Count how many lines of the material below contain the string "promoter". Reply with the number only.
+++ EXTRACTED INFORMATION +++
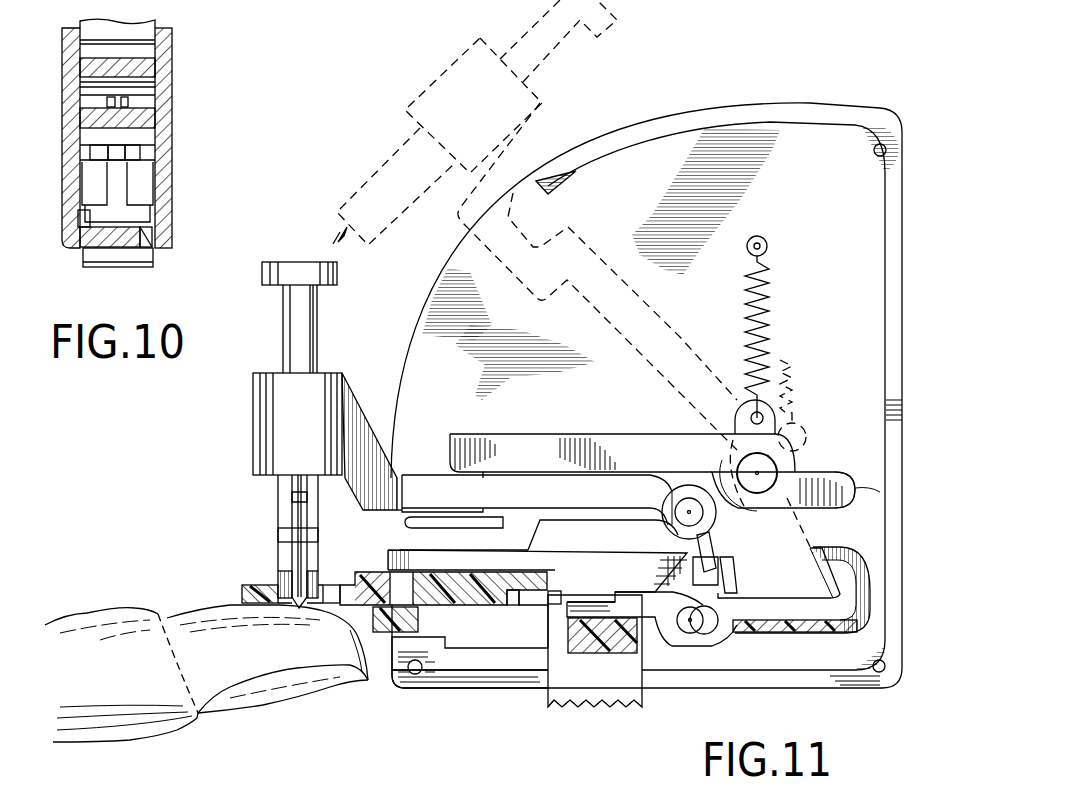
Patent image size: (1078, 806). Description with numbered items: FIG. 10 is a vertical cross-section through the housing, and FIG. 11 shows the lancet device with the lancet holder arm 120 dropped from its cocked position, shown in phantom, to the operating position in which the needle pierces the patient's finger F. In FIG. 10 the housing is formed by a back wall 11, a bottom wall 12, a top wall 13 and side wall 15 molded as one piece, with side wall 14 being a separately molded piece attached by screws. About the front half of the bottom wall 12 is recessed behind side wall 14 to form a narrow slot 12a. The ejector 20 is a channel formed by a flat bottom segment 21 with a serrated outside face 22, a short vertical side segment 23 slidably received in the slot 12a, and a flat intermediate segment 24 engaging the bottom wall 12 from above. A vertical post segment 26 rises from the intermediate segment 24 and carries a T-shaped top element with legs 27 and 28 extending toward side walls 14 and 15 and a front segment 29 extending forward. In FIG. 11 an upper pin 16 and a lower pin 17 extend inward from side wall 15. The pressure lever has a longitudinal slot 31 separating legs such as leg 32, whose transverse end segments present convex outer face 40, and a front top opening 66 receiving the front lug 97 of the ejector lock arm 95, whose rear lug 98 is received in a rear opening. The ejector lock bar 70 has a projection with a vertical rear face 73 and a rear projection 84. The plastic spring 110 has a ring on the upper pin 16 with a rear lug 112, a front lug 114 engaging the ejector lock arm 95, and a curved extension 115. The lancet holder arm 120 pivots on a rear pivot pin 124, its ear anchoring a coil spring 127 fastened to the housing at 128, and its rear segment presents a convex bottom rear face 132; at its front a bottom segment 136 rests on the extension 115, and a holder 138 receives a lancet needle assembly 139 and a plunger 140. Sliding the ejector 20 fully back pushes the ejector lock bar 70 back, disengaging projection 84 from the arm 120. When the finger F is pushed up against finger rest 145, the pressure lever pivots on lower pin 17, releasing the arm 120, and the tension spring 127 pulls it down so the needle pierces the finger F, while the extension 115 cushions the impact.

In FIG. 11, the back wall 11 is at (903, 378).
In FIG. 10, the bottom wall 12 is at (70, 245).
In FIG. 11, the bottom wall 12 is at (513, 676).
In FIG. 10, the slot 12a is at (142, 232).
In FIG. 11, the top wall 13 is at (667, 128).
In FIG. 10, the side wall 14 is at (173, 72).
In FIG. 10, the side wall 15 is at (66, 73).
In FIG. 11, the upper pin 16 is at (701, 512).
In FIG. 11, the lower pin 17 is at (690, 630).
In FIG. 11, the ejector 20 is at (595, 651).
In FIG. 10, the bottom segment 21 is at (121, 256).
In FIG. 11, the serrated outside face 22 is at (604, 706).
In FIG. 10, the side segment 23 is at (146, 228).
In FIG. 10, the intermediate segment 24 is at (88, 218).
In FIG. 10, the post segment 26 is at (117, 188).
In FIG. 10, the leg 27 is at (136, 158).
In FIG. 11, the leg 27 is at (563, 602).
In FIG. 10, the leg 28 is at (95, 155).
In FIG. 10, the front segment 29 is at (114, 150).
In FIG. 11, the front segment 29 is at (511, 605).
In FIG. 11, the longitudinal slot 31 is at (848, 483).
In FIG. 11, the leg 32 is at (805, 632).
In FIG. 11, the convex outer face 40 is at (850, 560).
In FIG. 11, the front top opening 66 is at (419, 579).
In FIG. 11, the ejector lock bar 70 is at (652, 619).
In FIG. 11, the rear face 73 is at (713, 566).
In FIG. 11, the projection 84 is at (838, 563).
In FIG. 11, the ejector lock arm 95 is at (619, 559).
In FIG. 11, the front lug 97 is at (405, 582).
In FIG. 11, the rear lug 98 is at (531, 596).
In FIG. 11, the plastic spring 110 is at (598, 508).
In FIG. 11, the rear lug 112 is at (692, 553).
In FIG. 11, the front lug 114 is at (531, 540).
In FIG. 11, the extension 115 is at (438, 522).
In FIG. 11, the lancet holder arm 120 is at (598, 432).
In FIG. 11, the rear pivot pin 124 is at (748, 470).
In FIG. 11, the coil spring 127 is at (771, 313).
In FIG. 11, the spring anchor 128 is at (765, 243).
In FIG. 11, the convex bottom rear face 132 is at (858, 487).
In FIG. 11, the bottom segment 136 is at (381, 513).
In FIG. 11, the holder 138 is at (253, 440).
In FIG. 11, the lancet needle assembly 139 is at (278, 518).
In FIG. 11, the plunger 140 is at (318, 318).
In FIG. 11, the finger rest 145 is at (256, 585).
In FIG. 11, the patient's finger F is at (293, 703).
+++
+++ EXTRACTED INFORMATION +++
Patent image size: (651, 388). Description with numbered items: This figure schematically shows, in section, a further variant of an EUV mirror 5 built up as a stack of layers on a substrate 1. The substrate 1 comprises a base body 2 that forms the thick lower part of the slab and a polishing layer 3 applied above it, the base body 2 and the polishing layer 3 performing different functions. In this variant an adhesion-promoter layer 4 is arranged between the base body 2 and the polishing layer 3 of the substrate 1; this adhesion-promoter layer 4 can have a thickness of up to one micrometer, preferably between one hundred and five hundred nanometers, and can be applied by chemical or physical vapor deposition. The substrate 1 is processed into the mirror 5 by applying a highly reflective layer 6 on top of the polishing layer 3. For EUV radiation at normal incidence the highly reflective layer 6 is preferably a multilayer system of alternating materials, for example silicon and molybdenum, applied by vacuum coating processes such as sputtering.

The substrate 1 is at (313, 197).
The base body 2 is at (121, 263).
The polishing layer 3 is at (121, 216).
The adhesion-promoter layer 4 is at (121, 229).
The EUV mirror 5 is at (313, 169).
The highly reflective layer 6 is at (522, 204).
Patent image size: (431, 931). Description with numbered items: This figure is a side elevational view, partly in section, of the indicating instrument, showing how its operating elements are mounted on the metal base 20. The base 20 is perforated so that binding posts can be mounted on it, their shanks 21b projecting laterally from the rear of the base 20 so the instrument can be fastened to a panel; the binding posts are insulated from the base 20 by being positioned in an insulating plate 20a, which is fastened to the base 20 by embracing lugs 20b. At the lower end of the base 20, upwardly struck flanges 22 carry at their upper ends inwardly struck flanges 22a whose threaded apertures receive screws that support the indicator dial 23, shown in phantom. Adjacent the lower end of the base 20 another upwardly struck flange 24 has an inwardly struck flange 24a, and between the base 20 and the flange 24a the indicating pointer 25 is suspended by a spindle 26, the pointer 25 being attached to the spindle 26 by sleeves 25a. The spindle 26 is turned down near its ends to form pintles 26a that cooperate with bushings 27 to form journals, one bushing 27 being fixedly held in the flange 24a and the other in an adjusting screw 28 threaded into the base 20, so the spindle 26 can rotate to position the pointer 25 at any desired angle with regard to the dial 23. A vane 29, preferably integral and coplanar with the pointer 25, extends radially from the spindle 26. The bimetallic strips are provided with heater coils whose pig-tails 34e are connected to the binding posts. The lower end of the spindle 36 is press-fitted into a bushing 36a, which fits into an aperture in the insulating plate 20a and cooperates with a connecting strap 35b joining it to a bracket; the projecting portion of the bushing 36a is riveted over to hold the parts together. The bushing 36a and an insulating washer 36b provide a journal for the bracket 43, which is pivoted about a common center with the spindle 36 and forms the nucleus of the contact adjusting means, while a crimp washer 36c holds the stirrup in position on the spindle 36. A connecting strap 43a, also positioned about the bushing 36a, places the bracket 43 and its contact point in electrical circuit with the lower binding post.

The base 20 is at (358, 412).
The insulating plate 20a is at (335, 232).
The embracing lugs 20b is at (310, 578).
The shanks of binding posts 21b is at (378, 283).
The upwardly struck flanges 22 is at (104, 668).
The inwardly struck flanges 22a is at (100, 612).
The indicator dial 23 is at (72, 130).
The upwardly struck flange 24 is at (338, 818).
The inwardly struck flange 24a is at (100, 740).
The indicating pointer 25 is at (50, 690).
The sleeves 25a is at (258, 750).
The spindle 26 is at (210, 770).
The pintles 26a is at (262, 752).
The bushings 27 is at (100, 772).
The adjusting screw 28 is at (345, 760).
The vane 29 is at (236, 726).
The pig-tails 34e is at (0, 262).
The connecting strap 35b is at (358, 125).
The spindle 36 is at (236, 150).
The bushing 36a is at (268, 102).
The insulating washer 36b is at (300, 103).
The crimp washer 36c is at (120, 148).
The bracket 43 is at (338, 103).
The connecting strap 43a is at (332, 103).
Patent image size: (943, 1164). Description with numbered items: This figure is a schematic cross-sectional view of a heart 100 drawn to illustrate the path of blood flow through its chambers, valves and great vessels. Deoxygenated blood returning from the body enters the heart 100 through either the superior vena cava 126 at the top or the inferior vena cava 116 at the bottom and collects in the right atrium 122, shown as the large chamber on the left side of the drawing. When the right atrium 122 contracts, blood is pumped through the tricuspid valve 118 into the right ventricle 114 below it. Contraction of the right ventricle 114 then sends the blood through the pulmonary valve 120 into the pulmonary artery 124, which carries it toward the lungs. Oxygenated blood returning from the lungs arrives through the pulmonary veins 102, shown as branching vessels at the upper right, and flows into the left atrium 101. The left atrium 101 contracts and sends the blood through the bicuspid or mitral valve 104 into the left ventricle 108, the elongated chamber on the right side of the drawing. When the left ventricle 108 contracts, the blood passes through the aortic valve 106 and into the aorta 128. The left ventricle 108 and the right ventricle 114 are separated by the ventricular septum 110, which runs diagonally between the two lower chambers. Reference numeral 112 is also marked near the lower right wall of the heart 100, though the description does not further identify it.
+++
**EXERCISE RESPONSE**: 2